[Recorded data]
++++++++++++++++++++

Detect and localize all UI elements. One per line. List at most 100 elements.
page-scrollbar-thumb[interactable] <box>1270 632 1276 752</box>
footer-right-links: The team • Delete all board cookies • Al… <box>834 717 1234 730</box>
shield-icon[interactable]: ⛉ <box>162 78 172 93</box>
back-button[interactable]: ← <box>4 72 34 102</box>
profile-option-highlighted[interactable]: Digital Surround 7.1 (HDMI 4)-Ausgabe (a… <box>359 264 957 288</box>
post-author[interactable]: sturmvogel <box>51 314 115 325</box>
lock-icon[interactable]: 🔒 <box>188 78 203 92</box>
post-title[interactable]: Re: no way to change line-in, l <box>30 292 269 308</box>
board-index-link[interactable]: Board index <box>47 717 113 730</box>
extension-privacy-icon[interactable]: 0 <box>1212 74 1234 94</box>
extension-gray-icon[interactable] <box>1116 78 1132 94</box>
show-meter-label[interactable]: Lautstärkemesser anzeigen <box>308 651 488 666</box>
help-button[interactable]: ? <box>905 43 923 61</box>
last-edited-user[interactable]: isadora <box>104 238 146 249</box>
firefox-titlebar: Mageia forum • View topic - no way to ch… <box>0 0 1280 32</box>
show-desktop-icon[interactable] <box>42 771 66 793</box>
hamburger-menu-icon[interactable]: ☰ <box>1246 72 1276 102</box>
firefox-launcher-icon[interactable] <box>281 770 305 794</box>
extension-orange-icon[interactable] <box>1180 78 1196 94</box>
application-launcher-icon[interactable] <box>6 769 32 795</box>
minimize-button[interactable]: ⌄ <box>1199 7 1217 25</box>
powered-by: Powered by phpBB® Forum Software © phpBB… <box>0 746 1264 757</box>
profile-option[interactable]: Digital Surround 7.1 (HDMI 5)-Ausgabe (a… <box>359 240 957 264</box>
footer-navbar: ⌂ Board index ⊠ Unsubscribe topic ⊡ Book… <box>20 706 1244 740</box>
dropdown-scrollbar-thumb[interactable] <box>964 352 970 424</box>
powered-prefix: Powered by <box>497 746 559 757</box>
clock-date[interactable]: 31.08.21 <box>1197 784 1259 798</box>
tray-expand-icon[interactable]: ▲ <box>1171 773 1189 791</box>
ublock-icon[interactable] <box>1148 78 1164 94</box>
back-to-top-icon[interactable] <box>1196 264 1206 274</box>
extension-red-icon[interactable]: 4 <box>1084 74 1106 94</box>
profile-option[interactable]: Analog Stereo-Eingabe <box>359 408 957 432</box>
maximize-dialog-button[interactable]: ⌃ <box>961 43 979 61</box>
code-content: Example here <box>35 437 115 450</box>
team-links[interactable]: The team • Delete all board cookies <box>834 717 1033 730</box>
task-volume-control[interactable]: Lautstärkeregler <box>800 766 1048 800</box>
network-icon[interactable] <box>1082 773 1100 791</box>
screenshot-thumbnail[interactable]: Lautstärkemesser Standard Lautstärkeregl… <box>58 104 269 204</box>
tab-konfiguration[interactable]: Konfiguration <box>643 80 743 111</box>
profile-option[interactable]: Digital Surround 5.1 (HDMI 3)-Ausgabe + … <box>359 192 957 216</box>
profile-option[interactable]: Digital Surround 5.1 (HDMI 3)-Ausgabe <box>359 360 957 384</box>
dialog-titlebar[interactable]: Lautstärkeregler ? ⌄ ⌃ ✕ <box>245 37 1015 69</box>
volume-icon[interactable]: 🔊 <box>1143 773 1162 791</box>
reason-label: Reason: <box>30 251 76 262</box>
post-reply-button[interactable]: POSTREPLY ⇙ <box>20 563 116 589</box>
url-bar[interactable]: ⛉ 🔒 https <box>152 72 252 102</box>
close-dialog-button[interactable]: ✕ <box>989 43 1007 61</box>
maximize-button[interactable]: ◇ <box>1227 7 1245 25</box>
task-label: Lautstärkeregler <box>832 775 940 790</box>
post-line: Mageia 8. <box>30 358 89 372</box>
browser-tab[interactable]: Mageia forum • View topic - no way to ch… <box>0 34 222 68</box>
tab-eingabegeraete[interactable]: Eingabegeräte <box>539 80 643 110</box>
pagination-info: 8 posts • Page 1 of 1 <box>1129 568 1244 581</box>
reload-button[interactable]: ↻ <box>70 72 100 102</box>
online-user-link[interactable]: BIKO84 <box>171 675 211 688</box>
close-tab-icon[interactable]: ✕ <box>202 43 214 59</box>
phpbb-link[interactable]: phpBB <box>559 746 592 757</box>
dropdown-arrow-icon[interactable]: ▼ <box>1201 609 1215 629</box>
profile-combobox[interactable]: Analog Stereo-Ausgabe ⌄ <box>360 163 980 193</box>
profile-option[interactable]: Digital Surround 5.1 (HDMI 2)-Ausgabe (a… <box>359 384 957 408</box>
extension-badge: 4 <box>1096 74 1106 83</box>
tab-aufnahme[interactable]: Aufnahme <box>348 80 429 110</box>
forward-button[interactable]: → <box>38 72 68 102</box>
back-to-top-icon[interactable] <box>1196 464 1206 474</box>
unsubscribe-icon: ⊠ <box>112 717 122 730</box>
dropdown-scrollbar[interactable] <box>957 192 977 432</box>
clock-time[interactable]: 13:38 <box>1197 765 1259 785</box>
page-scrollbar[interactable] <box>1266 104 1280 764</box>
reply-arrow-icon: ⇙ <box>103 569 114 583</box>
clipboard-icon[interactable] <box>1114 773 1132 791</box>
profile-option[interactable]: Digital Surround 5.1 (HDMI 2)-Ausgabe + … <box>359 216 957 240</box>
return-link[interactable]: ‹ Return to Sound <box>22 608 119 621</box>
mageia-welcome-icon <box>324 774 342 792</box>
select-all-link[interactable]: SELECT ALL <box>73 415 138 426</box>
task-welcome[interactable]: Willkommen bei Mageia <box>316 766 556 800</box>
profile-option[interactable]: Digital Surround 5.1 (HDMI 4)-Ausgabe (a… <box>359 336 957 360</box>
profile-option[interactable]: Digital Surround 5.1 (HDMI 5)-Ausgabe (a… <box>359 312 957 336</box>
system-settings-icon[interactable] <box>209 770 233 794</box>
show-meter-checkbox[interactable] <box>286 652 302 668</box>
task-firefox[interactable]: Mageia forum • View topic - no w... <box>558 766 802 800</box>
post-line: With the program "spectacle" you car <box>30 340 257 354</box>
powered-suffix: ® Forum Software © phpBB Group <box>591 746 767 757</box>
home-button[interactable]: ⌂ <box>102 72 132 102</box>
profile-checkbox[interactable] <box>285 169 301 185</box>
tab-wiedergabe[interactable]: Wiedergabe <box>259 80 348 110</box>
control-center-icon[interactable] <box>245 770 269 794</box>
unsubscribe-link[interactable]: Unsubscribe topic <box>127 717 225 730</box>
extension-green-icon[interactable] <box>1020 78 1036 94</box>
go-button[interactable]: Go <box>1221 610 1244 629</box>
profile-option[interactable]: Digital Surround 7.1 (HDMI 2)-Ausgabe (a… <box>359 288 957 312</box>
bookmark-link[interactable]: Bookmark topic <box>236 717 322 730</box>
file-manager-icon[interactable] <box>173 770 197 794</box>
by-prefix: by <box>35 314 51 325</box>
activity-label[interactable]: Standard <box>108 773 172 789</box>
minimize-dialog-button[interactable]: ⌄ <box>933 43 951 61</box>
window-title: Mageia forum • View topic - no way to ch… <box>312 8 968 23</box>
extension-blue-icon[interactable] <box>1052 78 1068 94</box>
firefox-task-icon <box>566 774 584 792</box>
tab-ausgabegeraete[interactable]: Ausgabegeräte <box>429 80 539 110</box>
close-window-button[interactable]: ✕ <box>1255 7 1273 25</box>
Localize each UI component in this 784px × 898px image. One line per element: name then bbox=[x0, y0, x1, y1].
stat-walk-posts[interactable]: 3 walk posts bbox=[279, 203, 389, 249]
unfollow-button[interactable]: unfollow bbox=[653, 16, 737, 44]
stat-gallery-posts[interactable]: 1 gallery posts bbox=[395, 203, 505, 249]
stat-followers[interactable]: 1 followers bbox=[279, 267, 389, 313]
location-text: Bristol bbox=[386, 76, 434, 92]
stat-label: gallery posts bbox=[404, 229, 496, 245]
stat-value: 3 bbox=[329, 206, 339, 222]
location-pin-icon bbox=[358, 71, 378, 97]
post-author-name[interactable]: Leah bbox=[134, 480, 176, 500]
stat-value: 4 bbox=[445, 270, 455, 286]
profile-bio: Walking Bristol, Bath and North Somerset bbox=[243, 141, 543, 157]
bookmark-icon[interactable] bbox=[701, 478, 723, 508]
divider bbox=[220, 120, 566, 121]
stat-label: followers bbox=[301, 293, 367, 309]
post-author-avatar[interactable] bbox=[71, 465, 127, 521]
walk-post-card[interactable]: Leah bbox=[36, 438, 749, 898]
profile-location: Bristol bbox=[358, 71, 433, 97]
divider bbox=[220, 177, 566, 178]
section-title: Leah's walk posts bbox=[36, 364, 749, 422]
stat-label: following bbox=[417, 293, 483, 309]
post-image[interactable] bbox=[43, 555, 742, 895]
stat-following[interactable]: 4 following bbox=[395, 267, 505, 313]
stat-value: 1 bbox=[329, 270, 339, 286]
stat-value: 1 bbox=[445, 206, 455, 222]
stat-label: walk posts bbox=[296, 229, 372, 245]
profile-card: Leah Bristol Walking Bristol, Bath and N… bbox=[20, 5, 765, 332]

++++++++++++++++++++

** Objective **
Copy word for word the lines of the material starting at its very first line and ending at the line containing "lock-icon[interactable]: 🔒 <box>188", both included.

** Exercise result **
Detect and localize all UI elements. One per line. List at most 100 elements.
page-scrollbar-thumb[interactable] <box>1270 632 1276 752</box>
footer-right-links: The team • Delete all board cookies • Al… <box>834 717 1234 730</box>
shield-icon[interactable]: ⛉ <box>162 78 172 93</box>
back-button[interactable]: ← <box>4 72 34 102</box>
profile-option-highlighted[interactable]: Digital Surround 7.1 (HDMI 4)-Ausgabe (a… <box>359 264 957 288</box>
post-author[interactable]: sturmvogel <box>51 314 115 325</box>
lock-icon[interactable]: 🔒 <box>188 78 203 92</box>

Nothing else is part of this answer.